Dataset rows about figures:
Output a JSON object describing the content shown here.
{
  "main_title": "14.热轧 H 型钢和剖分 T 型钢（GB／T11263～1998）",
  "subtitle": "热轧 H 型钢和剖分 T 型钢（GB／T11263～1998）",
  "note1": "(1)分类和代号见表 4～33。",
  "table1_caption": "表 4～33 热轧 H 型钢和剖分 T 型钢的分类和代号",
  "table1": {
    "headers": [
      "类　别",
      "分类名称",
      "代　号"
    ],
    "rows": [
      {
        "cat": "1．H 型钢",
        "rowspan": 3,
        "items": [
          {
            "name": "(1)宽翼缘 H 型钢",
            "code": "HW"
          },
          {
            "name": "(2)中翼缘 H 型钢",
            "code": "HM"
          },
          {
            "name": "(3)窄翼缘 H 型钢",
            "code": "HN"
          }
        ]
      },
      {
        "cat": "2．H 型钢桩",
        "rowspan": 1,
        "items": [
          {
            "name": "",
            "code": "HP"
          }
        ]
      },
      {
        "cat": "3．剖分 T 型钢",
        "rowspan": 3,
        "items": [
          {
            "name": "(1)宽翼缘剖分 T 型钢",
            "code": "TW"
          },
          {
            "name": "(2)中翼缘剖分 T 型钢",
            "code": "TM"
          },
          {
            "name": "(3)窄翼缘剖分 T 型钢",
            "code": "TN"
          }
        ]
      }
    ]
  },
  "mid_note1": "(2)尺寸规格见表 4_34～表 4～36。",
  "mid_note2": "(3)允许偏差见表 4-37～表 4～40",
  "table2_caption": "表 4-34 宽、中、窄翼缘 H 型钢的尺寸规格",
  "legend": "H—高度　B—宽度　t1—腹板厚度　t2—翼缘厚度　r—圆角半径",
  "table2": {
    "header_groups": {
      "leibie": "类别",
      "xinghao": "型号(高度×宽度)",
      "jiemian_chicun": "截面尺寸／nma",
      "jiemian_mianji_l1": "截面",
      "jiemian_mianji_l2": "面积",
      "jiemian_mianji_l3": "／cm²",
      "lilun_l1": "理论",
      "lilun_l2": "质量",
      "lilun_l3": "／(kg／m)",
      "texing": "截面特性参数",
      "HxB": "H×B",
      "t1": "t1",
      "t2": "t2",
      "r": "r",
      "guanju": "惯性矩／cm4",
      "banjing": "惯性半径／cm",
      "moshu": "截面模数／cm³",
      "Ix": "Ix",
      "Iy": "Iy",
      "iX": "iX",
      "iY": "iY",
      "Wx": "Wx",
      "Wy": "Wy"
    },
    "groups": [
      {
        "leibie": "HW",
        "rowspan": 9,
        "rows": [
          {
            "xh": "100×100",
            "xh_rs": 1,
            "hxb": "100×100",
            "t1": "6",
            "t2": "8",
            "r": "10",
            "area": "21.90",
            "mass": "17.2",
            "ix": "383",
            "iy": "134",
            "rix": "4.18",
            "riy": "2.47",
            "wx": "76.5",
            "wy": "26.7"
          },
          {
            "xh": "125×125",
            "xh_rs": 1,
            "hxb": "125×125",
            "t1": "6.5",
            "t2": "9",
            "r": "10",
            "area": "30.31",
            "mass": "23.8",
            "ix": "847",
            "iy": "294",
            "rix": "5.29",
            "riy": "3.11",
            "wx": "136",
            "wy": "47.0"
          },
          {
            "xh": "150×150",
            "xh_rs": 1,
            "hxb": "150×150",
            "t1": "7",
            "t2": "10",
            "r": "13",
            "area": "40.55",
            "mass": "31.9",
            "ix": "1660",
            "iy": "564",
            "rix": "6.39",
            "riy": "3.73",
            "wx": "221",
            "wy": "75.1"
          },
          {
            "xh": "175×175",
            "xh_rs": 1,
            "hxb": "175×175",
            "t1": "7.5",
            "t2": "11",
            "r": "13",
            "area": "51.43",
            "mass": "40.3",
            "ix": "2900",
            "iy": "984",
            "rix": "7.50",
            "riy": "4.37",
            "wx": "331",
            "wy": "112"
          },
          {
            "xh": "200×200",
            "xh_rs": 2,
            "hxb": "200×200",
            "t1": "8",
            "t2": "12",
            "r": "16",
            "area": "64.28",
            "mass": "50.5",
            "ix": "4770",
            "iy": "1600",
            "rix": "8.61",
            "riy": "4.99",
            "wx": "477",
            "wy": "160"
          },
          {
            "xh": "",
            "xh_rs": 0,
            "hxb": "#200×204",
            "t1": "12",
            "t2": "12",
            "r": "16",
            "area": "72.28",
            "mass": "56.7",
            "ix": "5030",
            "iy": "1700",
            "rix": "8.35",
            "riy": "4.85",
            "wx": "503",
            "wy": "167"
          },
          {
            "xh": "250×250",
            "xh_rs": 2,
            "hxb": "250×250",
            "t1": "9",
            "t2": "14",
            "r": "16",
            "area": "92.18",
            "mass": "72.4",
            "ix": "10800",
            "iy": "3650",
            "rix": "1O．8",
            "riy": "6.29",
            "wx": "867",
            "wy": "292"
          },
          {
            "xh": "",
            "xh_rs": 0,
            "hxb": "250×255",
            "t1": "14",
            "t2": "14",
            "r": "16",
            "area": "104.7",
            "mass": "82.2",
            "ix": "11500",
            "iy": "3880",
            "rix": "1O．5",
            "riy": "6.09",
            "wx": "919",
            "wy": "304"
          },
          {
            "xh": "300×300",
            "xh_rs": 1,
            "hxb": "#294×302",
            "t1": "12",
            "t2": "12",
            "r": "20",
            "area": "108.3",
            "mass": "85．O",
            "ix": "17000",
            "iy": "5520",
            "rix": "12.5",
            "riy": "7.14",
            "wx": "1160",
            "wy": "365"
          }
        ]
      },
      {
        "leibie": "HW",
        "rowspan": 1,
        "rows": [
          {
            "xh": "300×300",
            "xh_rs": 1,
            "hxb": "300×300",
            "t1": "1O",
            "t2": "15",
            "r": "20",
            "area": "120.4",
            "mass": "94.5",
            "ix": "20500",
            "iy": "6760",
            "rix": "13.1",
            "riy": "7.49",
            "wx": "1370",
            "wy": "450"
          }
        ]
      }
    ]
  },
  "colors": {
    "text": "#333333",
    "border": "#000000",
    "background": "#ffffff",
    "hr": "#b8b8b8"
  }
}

[SHORT TASK] Please repeat the material above, word for word and in full.

[FULL ANSWER]
Output a JSON object describing the content shown here.
{
  "main_title": "14.热轧 H 型钢和剖分 T 型钢（GB／T11263～1998）",
  "subtitle": "热轧 H 型钢和剖分 T 型钢（GB／T11263～1998）",
  "note1": "(1)分类和代号见表 4～33。",
  "table1_caption": "表 4～33 热轧 H 型钢和剖分 T 型钢的分类和代号",
  "table1": {
    "headers": [
      "类　别",
      "分类名称",
      "代　号"
    ],
    "rows": [
      {
        "cat": "1．H 型钢",
        "rowspan": 3,
        "items": [
          {
            "name": "(1)宽翼缘 H 型钢",
            "code": "HW"
          },
          {
            "name": "(2)中翼缘 H 型钢",
            "code": "HM"
          },
          {
            "name": "(3)窄翼缘 H 型钢",
            "code": "HN"
          }
        ]
      },
      {
        "cat": "2．H 型钢桩",
        "rowspan": 1,
        "items": [
          {
            "name": "",
            "code": "HP"
          }
        ]
      },
      {
        "cat": "3．剖分 T 型钢",
        "rowspan": 3,
        "items": [
          {
            "name": "(1)宽翼缘剖分 T 型钢",
            "code": "TW"
          },
          {
            "name": "(2)中翼缘剖分 T 型钢",
            "code": "TM"
          },
          {
            "name": "(3)窄翼缘剖分 T 型钢",
            "code": "TN"
          }
        ]
      }
    ]
  },
  "mid_note1": "(2)尺寸规格见表 4_34～表 4～36。",
  "mid_note2": "(3)允许偏差见表 4-37～表 4～40",
  "table2_caption": "表 4-34 宽、中、窄翼缘 H 型钢的尺寸规格",
  "legend": "H—高度　B—宽度　t1—腹板厚度　t2—翼缘厚度　r—圆角半径",
  "table2": {
    "header_groups": {
      "leibie": "类别",
      "xinghao": "型号(高度×宽度)",
      "jiemian_chicun": "截面尺寸／nma",
      "jiemian_mianji_l1": "截面",
      "jiemian_mianji_l2": "面积",
      "jiemian_mianji_l3": "／cm²",
      "lilun_l1": "理论",
      "lilun_l2": "质量",
      "lilun_l3": "／(kg／m)",
      "texing": "截面特性参数",
      "HxB": "H×B",
      "t1": "t1",
      "t2": "t2",
      "r": "r",
      "guanju": "惯性矩／cm4",
      "banjing": "惯性半径／cm",
      "moshu": "截面模数／cm³",
      "Ix": "Ix",
      "Iy": "Iy",
      "iX": "iX",
      "iY": "iY",
      "Wx": "Wx",
      "Wy": "Wy"
    },
    "groups": [
      {
        "leibie": "HW",
        "rowspan": 9,
        "rows": [
          {
            "xh": "100×100",
            "xh_rs": 1,
            "hxb": "100×100",
            "t1": "6",
            "t2": "8",
            "r": "10",
            "area": "21.90",
            "mass": "17.2",
            "ix": "383",
            "iy": "134",
            "rix": "4.18",
            "riy": "2.47",
            "wx": "76.5",
            "wy": "26.7"
          },
          {
            "xh": "125×125",
            "xh_rs": 1,
            "hxb": "125×125",
            "t1": "6.5",
            "t2": "9",
            "r": "10",
            "area": "30.31",
            "mass": "23.8",
            "ix": "847",
            "iy": "294",
            "rix": "5.29",
            "riy": "3.11",
            "wx": "136",
            "wy": "47.0"
          },
          {
            "xh": "150×150",
            "xh_rs": 1,
            "hxb": "150×150",
            "t1": "7",
            "t2": "10",
            "r": "13",
            "area": "40.55",
            "mass": "31.9",
            "ix": "1660",
            "iy": "564",
            "rix": "6.39",
            "riy": "3.73",
            "wx": "221",
            "wy": "75.1"
          },
          {
            "xh": "175×175",
            "xh_rs": 1,
            "hxb": "175×175",
            "t1": "7.5",
            "t2": "11",
            "r": "13",
            "area": "51.43",
            "mass": "40.3",
            "ix": "2900",
            "iy": "984",
            "rix": "7.50",
            "riy": "4.37",
            "wx": "331",
            "wy": "112"
          },
          {
            "xh": "200×200",
            "xh_rs": 2,
            "hxb": "200×200",
            "t1": "8",
            "t2": "12",
            "r": "16",
            "area": "64.28",
            "mass": "50.5",
            "ix": "4770",
            "iy": "1600",
            "rix": "8.61",
            "riy": "4.99",
            "wx": "477",
            "wy": "160"
          },
          {
            "xh": "",
            "xh_rs": 0,
            "hxb": "#200×204",
            "t1": "12",
            "t2": "12",
            "r": "16",
            "area": "72.28",
            "mass": "56.7",
            "ix": "5030",
            "iy": "1700",
            "rix": "8.35",
            "riy": "4.85",
            "wx": "503",
            "wy": "167"
          },
          {
            "xh": "250×250",
            "xh_rs": 2,
            "hxb": "250×250",
            "t1": "9",
            "t2": "14",
            "r": "16",
            "area": "92.18",
            "mass": "72.4",
            "ix": "10800",
            "iy": "3650",
            "rix": "1O．8",
            "riy": "6.29",
            "wx": "867",
            "wy": "292"
          },
          {
            "xh": "",
            "xh_rs": 0,
            "hxb": "250×255",
            "t1": "14",
            "t2": "14",
            "r": "16",
            "area": "104.7",
            "mass": "82.2",
            "ix": "11500",
            "iy": "3880",
            "rix": "1O．5",
            "riy": "6.09",
            "wx": "919",
            "wy": "304"
          },
          {
            "xh": "300×300",
            "xh_rs": 1,
            "hxb": "#294×302",
            "t1": "12",
            "t2": "12",
            "r": "20",
            "area": "108.3",
            "mass": "85．O",
            "ix": "17000",
            "iy": "5520",
            "rix": "12.5",
            "riy": "7.14",
            "wx": "1160",
            "wy": "365"
          }
        ]
      },
      {
        "leibie": "HW",
        "rowspan": 1,
        "rows": [
          {
            "xh": "300×300",
            "xh_rs": 1,
            "hxb": "300×300",
            "t1": "1O",
            "t2": "15",
            "r": "20",
            "area": "120.4",
            "mass": "94.5",
            "ix": "20500",
            "iy": "6760",
            "rix": "13.1",
            "riy": "7.49",
            "wx": "1370",
            "wy": "450"
          }
        ]
      }
    ]
  },
  "colors": {
    "text": "#333333",
    "border": "#000000",
    "background": "#ffffff",
    "hr": "#b8b8b8"
  }
}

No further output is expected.